DATA EXCERPTS:
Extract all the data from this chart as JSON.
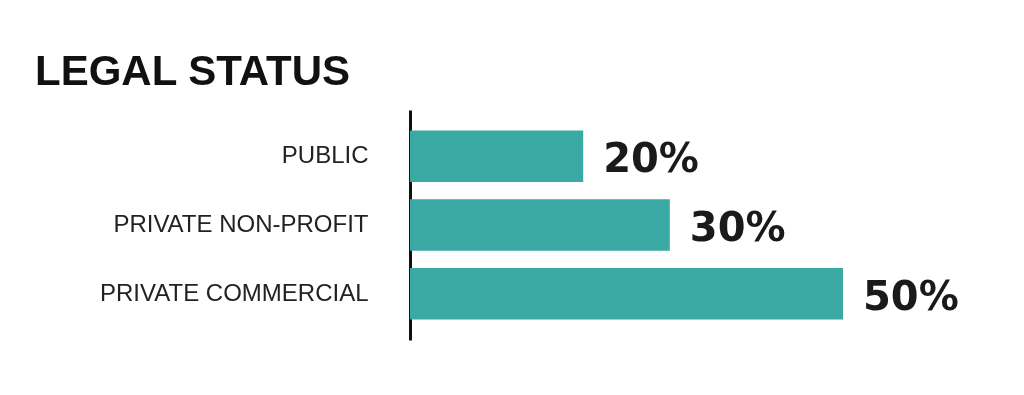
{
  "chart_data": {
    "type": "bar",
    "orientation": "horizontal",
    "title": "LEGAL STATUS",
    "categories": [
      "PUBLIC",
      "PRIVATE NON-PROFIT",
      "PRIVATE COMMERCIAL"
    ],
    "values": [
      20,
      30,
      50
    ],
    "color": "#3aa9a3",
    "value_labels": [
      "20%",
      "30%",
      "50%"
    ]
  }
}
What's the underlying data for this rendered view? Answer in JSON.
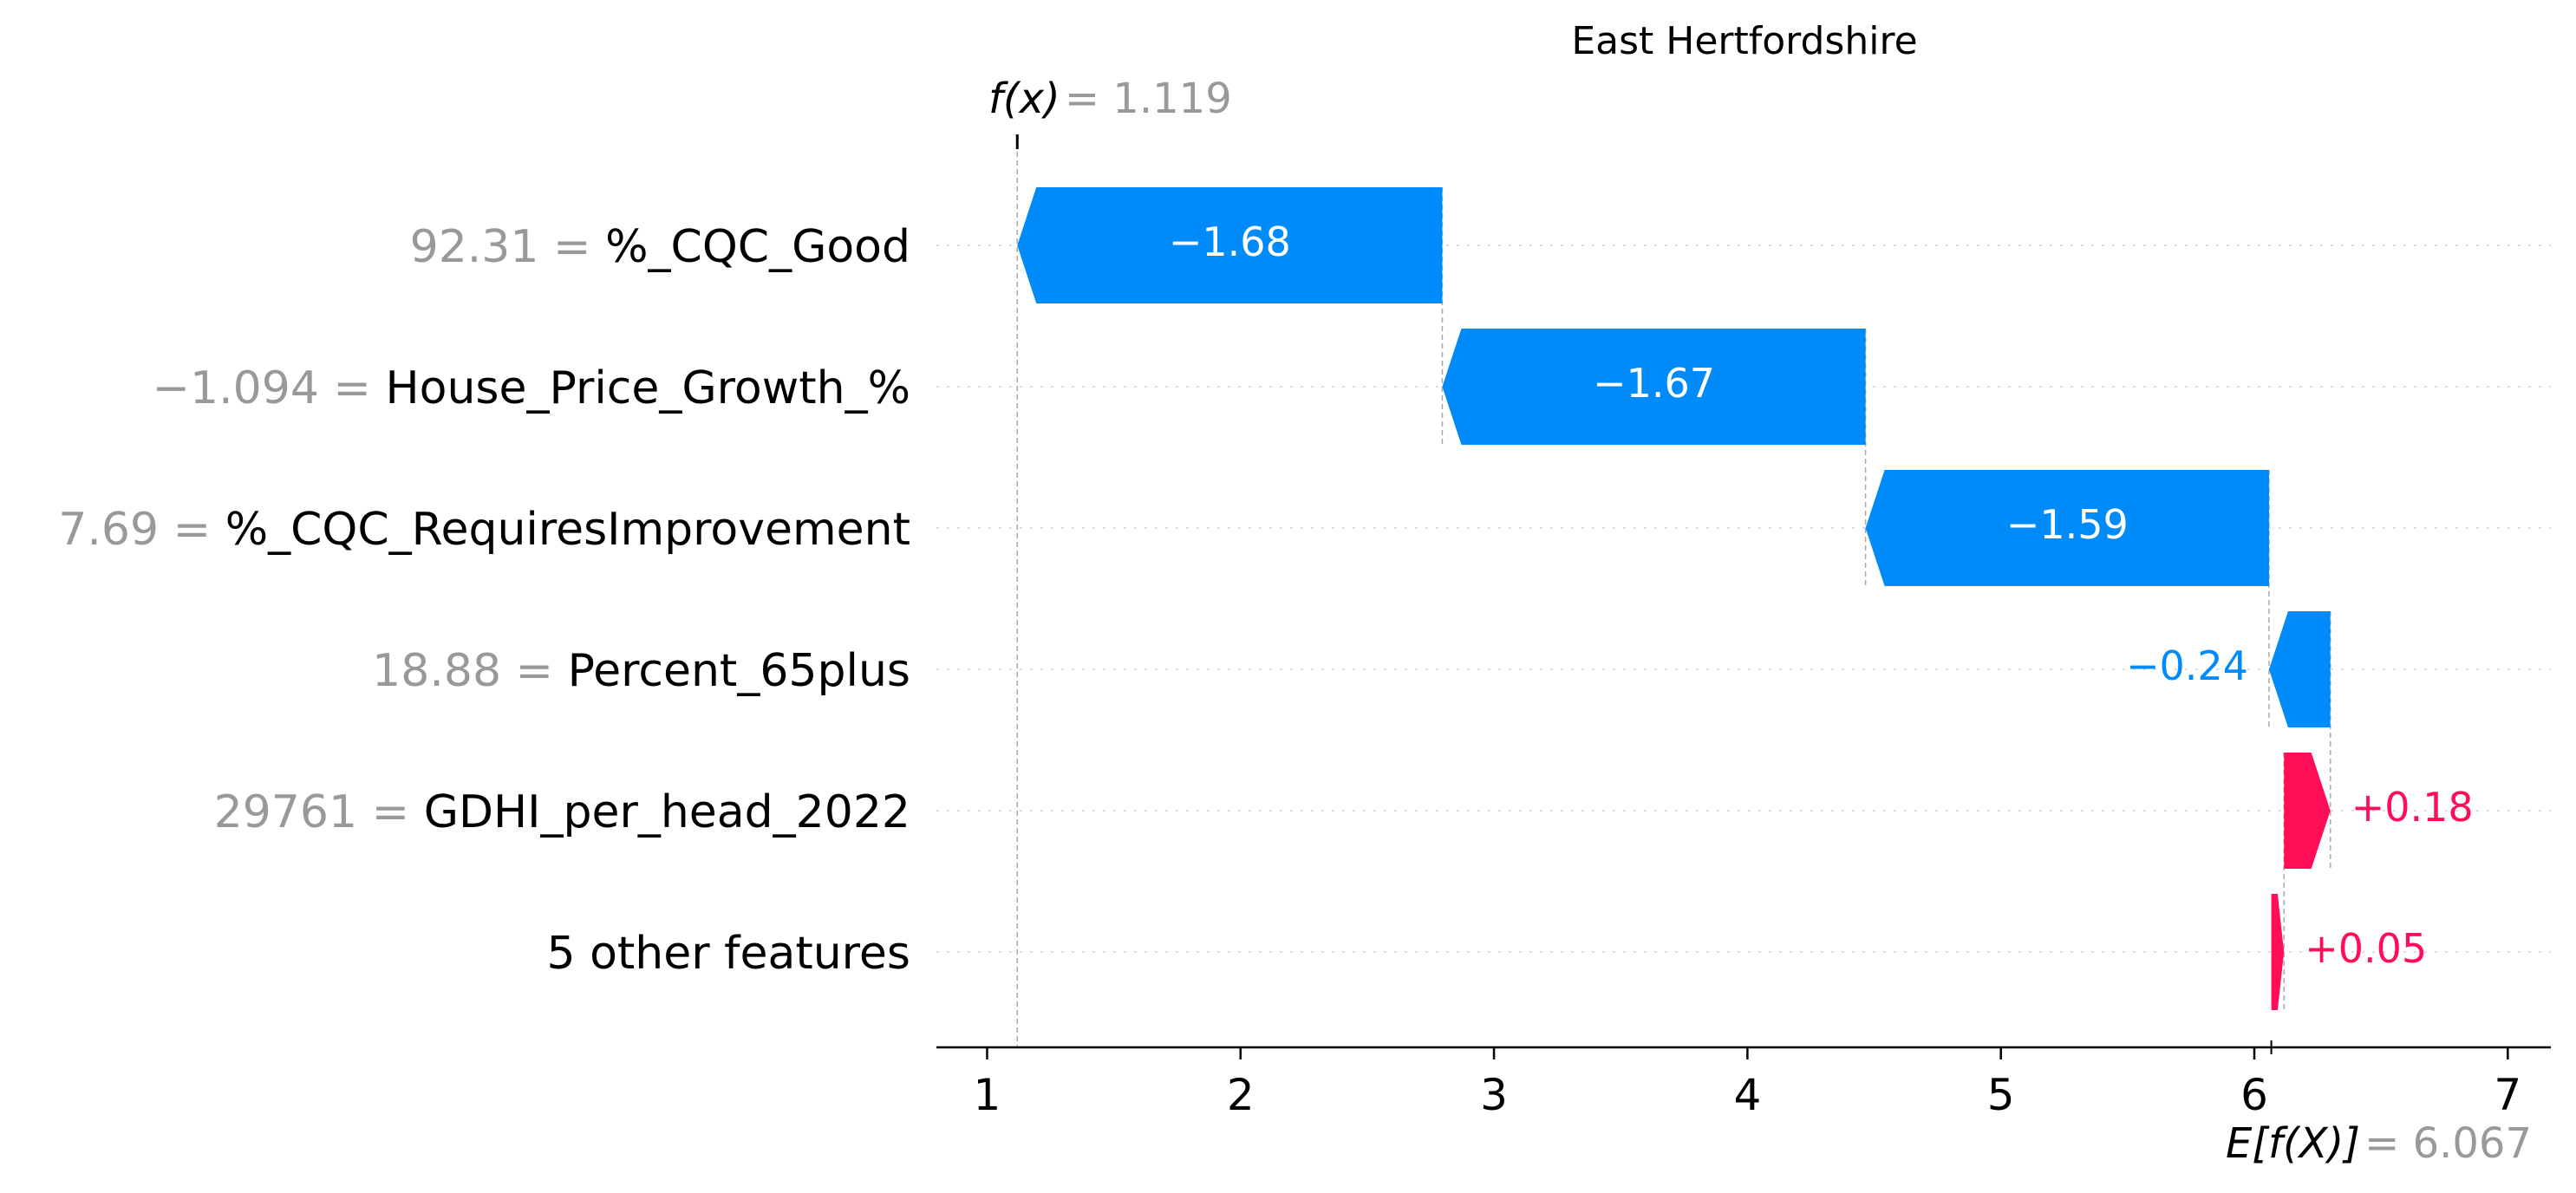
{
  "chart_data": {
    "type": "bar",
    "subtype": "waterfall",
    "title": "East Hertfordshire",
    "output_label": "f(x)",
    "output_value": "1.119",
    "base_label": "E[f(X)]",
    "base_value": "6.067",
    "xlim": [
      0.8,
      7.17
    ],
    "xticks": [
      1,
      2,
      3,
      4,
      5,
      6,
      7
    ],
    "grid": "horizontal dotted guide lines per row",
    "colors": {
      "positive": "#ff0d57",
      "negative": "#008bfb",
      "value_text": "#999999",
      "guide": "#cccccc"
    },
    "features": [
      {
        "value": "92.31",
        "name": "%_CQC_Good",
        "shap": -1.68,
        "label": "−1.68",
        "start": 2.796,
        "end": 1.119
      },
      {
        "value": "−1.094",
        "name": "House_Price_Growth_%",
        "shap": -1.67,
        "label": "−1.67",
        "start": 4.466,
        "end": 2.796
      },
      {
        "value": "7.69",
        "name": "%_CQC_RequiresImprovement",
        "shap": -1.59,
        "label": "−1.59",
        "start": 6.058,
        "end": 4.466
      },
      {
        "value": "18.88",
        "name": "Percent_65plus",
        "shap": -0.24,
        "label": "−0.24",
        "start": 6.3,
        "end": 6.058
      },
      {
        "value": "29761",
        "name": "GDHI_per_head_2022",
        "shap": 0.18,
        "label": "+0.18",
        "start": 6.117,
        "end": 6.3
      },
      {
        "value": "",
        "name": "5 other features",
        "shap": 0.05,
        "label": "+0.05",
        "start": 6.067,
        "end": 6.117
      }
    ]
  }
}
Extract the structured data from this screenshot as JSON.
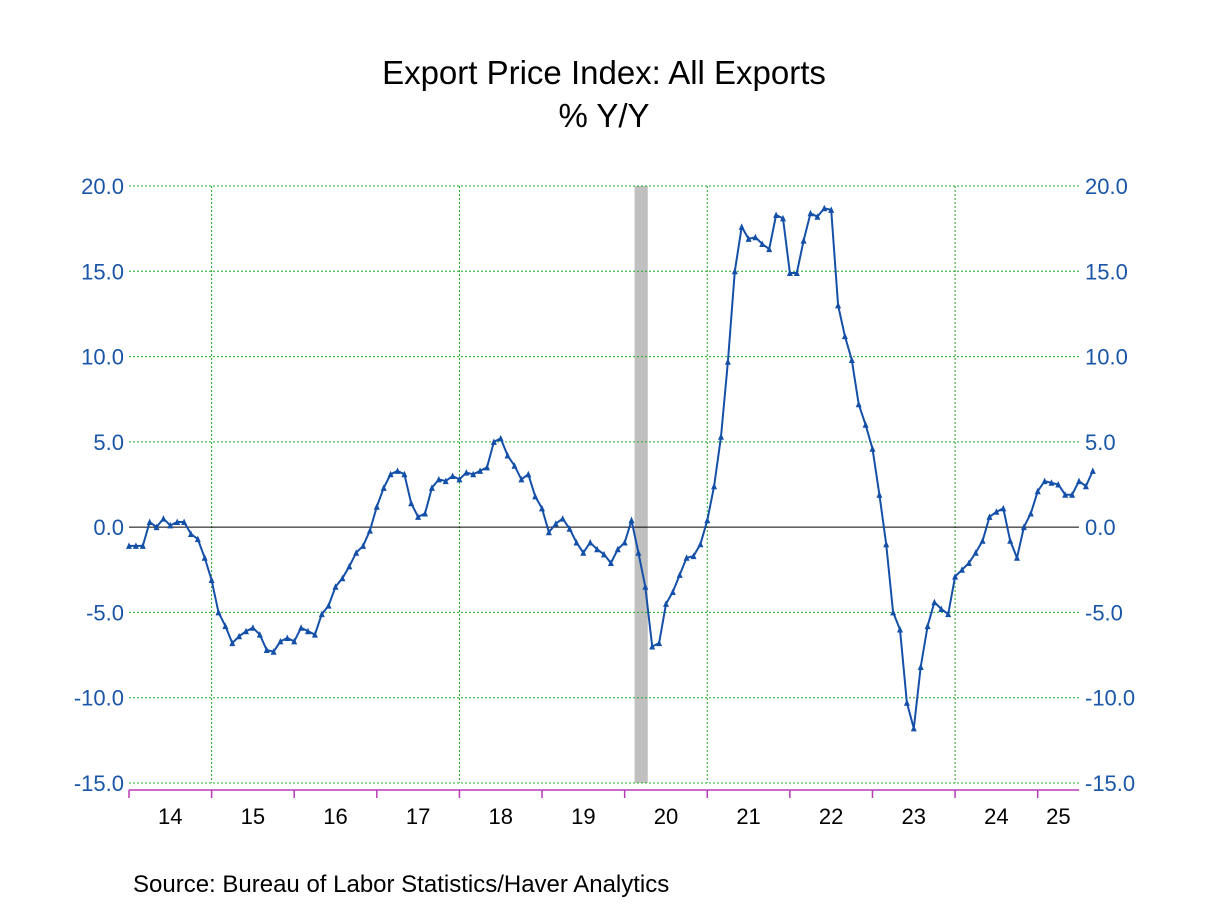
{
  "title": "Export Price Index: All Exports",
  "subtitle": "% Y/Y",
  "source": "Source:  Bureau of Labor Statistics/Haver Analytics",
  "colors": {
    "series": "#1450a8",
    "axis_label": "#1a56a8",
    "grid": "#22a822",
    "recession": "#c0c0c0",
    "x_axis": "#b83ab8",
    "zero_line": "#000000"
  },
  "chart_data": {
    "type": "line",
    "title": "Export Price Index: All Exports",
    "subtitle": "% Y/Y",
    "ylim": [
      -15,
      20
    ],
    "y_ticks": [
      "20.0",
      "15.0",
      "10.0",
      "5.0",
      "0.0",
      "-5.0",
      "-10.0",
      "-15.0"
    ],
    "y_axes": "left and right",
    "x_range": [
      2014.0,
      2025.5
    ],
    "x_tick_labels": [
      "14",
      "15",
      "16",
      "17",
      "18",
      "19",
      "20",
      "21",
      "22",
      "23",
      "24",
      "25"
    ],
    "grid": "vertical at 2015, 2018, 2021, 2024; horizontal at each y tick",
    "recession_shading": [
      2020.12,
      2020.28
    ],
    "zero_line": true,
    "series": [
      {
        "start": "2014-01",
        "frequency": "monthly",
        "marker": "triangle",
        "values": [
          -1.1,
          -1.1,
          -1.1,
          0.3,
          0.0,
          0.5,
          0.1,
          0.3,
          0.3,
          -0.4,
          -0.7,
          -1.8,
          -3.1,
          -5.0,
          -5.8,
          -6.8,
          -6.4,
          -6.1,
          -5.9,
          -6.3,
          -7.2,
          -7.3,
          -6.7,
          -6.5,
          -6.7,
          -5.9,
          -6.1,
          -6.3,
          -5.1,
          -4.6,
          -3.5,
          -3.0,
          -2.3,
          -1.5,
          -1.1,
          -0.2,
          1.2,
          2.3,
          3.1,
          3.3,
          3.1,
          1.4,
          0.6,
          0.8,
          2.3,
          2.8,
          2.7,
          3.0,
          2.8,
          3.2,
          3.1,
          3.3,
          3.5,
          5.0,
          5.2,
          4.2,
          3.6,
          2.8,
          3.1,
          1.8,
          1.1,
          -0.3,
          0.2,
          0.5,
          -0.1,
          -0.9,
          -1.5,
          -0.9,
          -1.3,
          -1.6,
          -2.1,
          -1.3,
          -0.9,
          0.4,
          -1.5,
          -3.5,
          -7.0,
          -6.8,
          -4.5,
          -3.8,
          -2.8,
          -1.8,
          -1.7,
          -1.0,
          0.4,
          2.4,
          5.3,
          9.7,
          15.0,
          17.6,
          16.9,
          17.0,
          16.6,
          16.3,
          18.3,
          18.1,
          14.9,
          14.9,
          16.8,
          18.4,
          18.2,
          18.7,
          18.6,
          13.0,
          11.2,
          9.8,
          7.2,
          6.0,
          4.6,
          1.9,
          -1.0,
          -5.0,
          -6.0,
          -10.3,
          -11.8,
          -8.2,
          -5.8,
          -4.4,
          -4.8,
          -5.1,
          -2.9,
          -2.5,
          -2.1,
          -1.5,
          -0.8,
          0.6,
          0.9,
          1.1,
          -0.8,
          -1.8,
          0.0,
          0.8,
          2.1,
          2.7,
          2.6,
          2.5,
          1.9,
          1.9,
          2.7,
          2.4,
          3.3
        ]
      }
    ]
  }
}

TASK OBJECTIVE:
Copy out every line holding the string "name".

SOLUTION TO THIS PROBLEM:
        "name": "%_CQC_Good",
        "name": "House_Price_Growth_%",
        "name": "%_CQC_RequiresImprovement",
        "name": "Percent_65plus",
        "name": "GDHI_per_head_2022",
        "name": "5 other features",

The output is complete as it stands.